= Task instructions =
Transcribe the entries below exactly.
------ Information supplied
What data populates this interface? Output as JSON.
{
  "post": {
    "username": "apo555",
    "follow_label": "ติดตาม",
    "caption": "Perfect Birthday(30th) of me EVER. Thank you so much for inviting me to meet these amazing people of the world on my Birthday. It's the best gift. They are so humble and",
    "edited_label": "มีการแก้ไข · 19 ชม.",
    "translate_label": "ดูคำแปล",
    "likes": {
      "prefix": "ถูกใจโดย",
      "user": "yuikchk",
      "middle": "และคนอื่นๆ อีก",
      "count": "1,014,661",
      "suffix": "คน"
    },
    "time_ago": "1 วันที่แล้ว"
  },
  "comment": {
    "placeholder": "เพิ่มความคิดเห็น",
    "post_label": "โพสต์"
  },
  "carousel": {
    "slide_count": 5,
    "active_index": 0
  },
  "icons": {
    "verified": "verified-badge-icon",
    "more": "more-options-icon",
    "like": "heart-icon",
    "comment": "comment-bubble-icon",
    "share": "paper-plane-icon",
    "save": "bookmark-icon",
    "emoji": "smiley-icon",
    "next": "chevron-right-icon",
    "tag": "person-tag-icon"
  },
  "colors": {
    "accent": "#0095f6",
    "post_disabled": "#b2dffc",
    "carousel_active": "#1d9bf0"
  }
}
------------
= Answer to the exercise =
What data populates this interface? Output as JSON.
{
  "post": {
    "username": "apo555",
    "follow_label": "ติดตาม",
    "caption": "Perfect Birthday(30th) of me EVER. Thank you so much for inviting me to meet these amazing people of the world on my Birthday. It's the best gift. They are so humble and",
    "edited_label": "มีการแก้ไข · 19 ชม.",
    "translate_label": "ดูคำแปล",
    "likes": {
      "prefix": "ถูกใจโดย",
      "user": "yuikchk",
      "middle": "และคนอื่นๆ อีก",
      "count": "1,014,661",
      "suffix": "คน"
    },
    "time_ago": "1 วันที่แล้ว"
  },
  "comment": {
    "placeholder": "เพิ่มความคิดเห็น",
    "post_label": "โพสต์"
  },
  "carousel": {
    "slide_count": 5,
    "active_index": 0
  },
  "icons": {
    "verified": "verified-badge-icon",
    "more": "more-options-icon",
    "like": "heart-icon",
    "comment": "comment-bubble-icon",
    "share": "paper-plane-icon",
    "save": "bookmark-icon",
    "emoji": "smiley-icon",
    "next": "chevron-right-icon",
    "tag": "person-tag-icon"
  },
  "colors": {
    "accent": "#0095f6",
    "post_disabled": "#b2dffc",
    "carousel_active": "#1d9bf0"
  }
}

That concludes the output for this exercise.